Work required:
Every entry should be repeated exactly. Omit the pictures.

Data shown:
════
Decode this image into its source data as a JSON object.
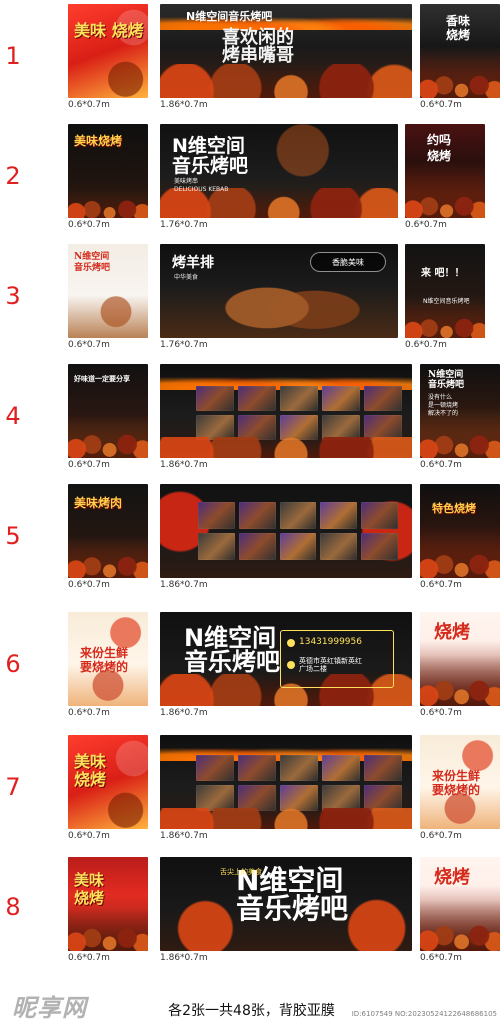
{
  "rows": [
    {
      "number": "1",
      "left": {
        "text_main": "美味\n烧烤",
        "label": "0.6*0.7m"
      },
      "center": {
        "title": "N维空间音乐烤吧",
        "subtitle": "喜欢闲的\n烤串嘴哥",
        "label": "1.86*0.7m"
      },
      "right": {
        "text_main": "香味\n烧烤",
        "label": "0.6*0.7m"
      }
    },
    {
      "number": "2",
      "left": {
        "text_main": "美味烧烤",
        "label": "0.6*0.7m"
      },
      "center": {
        "title": "N维空间\n音乐烤吧",
        "subtitle": "美味烤串\nDELICIOUS KEBAB",
        "label": "1.76*0.7m"
      },
      "right": {
        "text_main": "约吗\n烧烤",
        "label": "0.6*0.7m"
      }
    },
    {
      "number": "3",
      "left": {
        "text_main": "N维空间\n音乐烤吧",
        "label": "0.6*0.7m"
      },
      "center": {
        "title": "烤羊排",
        "subtitle": "中华美食",
        "tag": "香脆美味",
        "label": "1.76*0.7m"
      },
      "right": {
        "text_main": "来 吧！！",
        "subtext": "N维空间音乐烤吧",
        "label": "0.6*0.7m"
      }
    },
    {
      "number": "4",
      "left": {
        "text_main": "好味道一定要分享",
        "label": "0.6*0.7m"
      },
      "center": {
        "label": "1.86*0.7m"
      },
      "right": {
        "text_main": "N维空间\n音乐烤吧",
        "subtext": "没有什么\n是一顿烧烤\n解决不了的",
        "label": "0.6*0.7m"
      }
    },
    {
      "number": "5",
      "left": {
        "text_main": "美味烤肉",
        "label": "0.6*0.7m"
      },
      "center": {
        "label": "1.86*0.7m"
      },
      "right": {
        "text_main": "特色烧烤",
        "label": "0.6*0.7m"
      }
    },
    {
      "number": "6",
      "left": {
        "text_main": "来份生鲜\n要烧烤的",
        "label": "0.6*0.7m"
      },
      "center": {
        "title": "N维空间\n音乐烤吧",
        "phone": "13431999956",
        "address": "英德市英红镇新英红\n广场二楼",
        "label": "1.86*0.7m"
      },
      "right": {
        "text_main": "烧烤",
        "label": "0.6*0.7m"
      }
    },
    {
      "number": "7",
      "left": {
        "text_main": "美味\n烧烤",
        "label": "0.6*0.7m"
      },
      "center": {
        "label": "1.86*0.7m"
      },
      "right": {
        "text_main": "来份生鲜\n要烧烤的",
        "label": "0.6*0.7m"
      }
    },
    {
      "number": "8",
      "left": {
        "text_main": "美味\n烧烤",
        "label": "0.6*0.7m"
      },
      "center": {
        "title": "N维空间\n音乐烤吧",
        "subtitle": "舌尖上的美食",
        "label": "1.86*0.7m"
      },
      "right": {
        "text_main": "烧烤",
        "label": "0.6*0.7m"
      }
    }
  ],
  "footer": {
    "text": "各2张一共48张，背胶亚膜",
    "watermark_left": "昵享网",
    "watermark_right": "ID:6107549 NO:20230524122648686105"
  }
}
════
Solution to this exercise:
Decode this image into its source data as a JSON object.
{
  "rows": [
    {
      "number": "1",
      "left": {
        "text_main": "美味\n烧烤",
        "label": "0.6*0.7m"
      },
      "center": {
        "title": "N维空间音乐烤吧",
        "subtitle": "喜欢闲的\n烤串嘴哥",
        "label": "1.86*0.7m"
      },
      "right": {
        "text_main": "香味\n烧烤",
        "label": "0.6*0.7m"
      }
    },
    {
      "number": "2",
      "left": {
        "text_main": "美味烧烤",
        "label": "0.6*0.7m"
      },
      "center": {
        "title": "N维空间\n音乐烤吧",
        "subtitle": "美味烤串\nDELICIOUS KEBAB",
        "label": "1.76*0.7m"
      },
      "right": {
        "text_main": "约吗\n烧烤",
        "label": "0.6*0.7m"
      }
    },
    {
      "number": "3",
      "left": {
        "text_main": "N维空间\n音乐烤吧",
        "label": "0.6*0.7m"
      },
      "center": {
        "title": "烤羊排",
        "subtitle": "中华美食",
        "tag": "香脆美味",
        "label": "1.76*0.7m"
      },
      "right": {
        "text_main": "来 吧！！",
        "subtext": "N维空间音乐烤吧",
        "label": "0.6*0.7m"
      }
    },
    {
      "number": "4",
      "left": {
        "text_main": "好味道一定要分享",
        "label": "0.6*0.7m"
      },
      "center": {
        "label": "1.86*0.7m"
      },
      "right": {
        "text_main": "N维空间\n音乐烤吧",
        "subtext": "没有什么\n是一顿烧烤\n解决不了的",
        "label": "0.6*0.7m"
      }
    },
    {
      "number": "5",
      "left": {
        "text_main": "美味烤肉",
        "label": "0.6*0.7m"
      },
      "center": {
        "label": "1.86*0.7m"
      },
      "right": {
        "text_main": "特色烧烤",
        "label": "0.6*0.7m"
      }
    },
    {
      "number": "6",
      "left": {
        "text_main": "来份生鲜\n要烧烤的",
        "label": "0.6*0.7m"
      },
      "center": {
        "title": "N维空间\n音乐烤吧",
        "phone": "13431999956",
        "address": "英德市英红镇新英红\n广场二楼",
        "label": "1.86*0.7m"
      },
      "right": {
        "text_main": "烧烤",
        "label": "0.6*0.7m"
      }
    },
    {
      "number": "7",
      "left": {
        "text_main": "美味\n烧烤",
        "label": "0.6*0.7m"
      },
      "center": {
        "label": "1.86*0.7m"
      },
      "right": {
        "text_main": "来份生鲜\n要烧烤的",
        "label": "0.6*0.7m"
      }
    },
    {
      "number": "8",
      "left": {
        "text_main": "美味\n烧烤",
        "label": "0.6*0.7m"
      },
      "center": {
        "title": "N维空间\n音乐烤吧",
        "subtitle": "舌尖上的美食",
        "label": "1.86*0.7m"
      },
      "right": {
        "text_main": "烧烤",
        "label": "0.6*0.7m"
      }
    }
  ],
  "footer": {
    "text": "各2张一共48张，背胶亚膜",
    "watermark_left": "昵享网",
    "watermark_right": "ID:6107549 NO:20230524122648686105"
  }
}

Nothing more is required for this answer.